Given how debilitating a phobia can be, it should come as no surprise that many people who suffer from these disorders commonly turn to drugs or alcohol to numb their fears and anxiety.

Addiction signs and symptoms include:

  • Secrecy or lying about drugs
  • Drug paraphernalia on display
  • Erratic mood swings
  • Weight loss or gain, sleeping more than usual or changing social groups
  • Financial insecurity

The signs of an individual’s addiction differ depending on the severity of their addiction and the type of substance to which they are addicted.

Statistics About Phobias and Addiction

According to the National Institute of Mental Health, here are some statistics that help illustrate tthe co-occurrence of phobias and addiction.

  • Most Americans report experiencing symptoms of phobia at age 7.
  • Among people with phobias, it has been found that about 7% have also abused alcohol and that about 9% have also abused drugs.
  • More than 8.5 percent of adult Americans struggle with specific phobia symptoms. The largest age group with phobias is 45 to 49-year-olds.
  • Over 32 percent of adults with specific phobias receive treatment for phobias.

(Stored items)
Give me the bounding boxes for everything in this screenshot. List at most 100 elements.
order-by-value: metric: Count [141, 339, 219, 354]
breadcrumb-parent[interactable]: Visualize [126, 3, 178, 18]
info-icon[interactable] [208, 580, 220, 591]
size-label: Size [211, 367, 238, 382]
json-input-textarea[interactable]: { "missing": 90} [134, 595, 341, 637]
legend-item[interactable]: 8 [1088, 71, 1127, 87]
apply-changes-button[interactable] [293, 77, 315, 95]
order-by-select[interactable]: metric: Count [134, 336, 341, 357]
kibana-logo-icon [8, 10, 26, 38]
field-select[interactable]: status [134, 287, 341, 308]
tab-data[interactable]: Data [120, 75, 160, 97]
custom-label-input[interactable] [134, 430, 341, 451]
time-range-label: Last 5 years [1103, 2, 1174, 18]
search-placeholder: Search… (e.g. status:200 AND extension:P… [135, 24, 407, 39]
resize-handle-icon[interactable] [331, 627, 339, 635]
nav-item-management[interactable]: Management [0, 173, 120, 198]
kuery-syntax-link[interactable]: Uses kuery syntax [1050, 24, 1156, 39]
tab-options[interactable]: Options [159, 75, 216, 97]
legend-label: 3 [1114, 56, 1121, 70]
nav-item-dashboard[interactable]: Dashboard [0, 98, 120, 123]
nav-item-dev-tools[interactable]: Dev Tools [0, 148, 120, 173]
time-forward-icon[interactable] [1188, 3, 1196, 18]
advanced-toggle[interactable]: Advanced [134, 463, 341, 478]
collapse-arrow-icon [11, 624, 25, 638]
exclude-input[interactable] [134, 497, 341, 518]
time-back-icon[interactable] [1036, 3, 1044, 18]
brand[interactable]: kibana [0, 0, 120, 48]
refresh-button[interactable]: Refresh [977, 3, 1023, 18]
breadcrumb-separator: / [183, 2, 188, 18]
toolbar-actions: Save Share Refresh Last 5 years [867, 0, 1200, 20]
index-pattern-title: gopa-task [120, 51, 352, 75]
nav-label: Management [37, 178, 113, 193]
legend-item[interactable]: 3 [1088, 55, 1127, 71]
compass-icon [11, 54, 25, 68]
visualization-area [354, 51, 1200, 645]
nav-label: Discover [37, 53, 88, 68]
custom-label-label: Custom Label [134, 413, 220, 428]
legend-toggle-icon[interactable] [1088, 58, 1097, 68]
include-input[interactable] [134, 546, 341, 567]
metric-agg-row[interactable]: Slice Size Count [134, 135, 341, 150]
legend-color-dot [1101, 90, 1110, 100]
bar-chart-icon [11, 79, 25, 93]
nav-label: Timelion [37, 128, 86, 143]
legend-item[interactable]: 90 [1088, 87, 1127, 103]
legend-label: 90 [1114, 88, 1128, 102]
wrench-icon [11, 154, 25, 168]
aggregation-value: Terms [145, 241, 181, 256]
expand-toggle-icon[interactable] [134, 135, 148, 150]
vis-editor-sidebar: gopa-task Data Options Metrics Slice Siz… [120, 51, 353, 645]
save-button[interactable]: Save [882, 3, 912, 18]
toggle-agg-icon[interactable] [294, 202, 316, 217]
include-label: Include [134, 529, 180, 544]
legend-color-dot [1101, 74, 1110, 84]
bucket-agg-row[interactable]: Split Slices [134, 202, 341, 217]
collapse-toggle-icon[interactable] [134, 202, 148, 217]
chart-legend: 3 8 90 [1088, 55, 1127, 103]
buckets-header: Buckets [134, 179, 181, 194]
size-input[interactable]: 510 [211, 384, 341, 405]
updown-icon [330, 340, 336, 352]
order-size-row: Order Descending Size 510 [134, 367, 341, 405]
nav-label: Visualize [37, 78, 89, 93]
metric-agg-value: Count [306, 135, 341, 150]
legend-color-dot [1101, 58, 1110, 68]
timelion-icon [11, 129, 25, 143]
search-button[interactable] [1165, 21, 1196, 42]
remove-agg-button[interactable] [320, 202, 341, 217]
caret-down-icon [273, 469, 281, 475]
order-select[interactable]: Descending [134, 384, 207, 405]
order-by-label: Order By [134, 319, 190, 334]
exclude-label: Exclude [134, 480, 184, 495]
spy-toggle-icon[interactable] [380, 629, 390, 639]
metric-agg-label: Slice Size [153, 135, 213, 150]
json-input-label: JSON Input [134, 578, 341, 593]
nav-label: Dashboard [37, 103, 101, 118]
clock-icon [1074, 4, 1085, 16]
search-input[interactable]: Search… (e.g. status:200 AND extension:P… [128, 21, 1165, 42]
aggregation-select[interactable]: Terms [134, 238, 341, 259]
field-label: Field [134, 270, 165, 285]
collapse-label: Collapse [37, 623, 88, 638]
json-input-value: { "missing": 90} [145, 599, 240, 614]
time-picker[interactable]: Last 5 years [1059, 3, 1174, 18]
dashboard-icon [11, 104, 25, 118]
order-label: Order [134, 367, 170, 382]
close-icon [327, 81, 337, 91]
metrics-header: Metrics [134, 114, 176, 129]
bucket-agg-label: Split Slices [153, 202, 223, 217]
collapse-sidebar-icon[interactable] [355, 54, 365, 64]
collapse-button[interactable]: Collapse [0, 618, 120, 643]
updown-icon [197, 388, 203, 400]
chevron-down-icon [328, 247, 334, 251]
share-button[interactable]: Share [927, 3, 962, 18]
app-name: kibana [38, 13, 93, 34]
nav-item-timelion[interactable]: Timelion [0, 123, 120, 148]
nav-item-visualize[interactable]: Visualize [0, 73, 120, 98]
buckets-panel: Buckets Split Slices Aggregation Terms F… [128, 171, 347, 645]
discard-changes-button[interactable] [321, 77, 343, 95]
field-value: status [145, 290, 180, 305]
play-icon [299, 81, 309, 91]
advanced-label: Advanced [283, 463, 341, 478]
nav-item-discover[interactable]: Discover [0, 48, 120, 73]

**Questions**
[a] In the passage on phobias and addiction, what share of adults with specific phobias receive treatment?
[b] Quote the passage on phobias and addiction from "The signs of" to "phobia at age 7.".
[c] Extend the passage on phobias and addiction, picking up right after its final sentence.
The stored items play no part in the work here.

**Responses to the exercise**
[a] Over 32 percent.

[b]
The signs of an individual’s addiction differ depending on the severity of their addiction and the type of substance to which they are addicted.

Statistics About Phobias and Addiction

According to the National Institute of Mental Health, here are some statistics that help illustrate tthe co-occurrence of phobias and addiction.

  • Most Americans report experiencing symptoms of phobia at age 7.

[c]
Phobias That Co-Occur With Addiction

Out of all the phobias discussed, some qualify as the most common phobias. According to Current Opinion in Psychiatry, the most common phobias revolve around animals, high places, closed places, being injured, and being alone. Although these are the most common phobias, they are not always the most debilitating.

Examples of Phobias Associated With Addiction

Phobias come in all shapes and sizes and are as unique as the people who have them. Here are some examples of phobias that co-occur with addiction:

  • Addiction And Agoraphobia: Fear of unknown situations as well as a fear of leaving a comfortable situation, such as going outside of your home. People with agoraphobia can turn to drugs and alcohol as a way to temporarily cope with their debilitating symptoms.
  • Addiction and Claustrophobia: Claustrophobia is a fear of being in small spaces. Someone suffering from this phobia may be able to avoid their triggers for the most part, but when they cannot, they may turn to drugs or alcohol to cope with their anxiety.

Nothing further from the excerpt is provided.